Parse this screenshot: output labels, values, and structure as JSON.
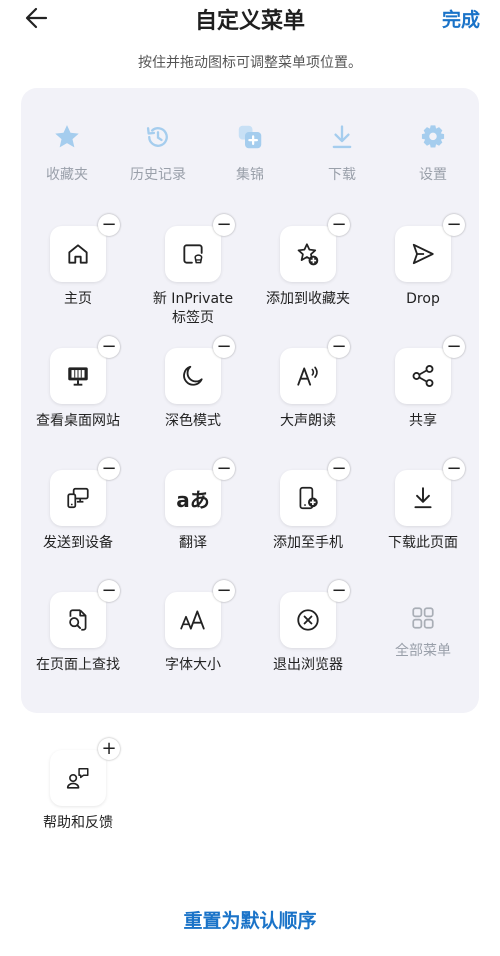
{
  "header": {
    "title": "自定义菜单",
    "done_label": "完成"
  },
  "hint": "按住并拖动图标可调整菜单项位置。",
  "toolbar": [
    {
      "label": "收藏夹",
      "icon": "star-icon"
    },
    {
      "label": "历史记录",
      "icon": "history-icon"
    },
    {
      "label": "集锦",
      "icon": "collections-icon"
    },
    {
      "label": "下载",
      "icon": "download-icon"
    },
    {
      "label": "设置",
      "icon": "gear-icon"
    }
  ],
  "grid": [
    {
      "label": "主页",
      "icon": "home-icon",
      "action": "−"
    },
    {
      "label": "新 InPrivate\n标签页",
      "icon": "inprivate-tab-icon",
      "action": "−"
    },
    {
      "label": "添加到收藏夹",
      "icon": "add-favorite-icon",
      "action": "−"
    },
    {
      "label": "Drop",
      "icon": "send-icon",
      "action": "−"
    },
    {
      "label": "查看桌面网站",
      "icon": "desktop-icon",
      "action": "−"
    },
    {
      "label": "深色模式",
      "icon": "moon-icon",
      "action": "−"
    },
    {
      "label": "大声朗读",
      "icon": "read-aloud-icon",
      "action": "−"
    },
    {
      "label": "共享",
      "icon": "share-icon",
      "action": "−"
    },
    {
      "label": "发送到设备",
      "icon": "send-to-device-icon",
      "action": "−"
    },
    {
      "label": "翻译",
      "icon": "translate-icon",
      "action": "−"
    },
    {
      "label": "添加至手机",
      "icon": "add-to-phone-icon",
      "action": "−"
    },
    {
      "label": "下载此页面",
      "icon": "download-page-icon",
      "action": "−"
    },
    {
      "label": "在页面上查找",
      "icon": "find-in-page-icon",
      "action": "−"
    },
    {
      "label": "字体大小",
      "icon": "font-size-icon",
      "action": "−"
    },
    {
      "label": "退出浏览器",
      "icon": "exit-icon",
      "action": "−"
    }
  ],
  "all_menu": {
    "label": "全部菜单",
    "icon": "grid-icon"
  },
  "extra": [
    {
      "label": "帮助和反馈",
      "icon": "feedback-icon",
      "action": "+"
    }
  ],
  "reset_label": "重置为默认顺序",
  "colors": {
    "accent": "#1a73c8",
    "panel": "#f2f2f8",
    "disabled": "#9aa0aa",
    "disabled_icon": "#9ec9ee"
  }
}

• • •

_STATED GOAL_
Check each line above for the string "download", then copy the ones that have it.

_SOLUTION TO THIS EXERCISE_
      "icon": "download-icon"
      "icon": "download-page-icon",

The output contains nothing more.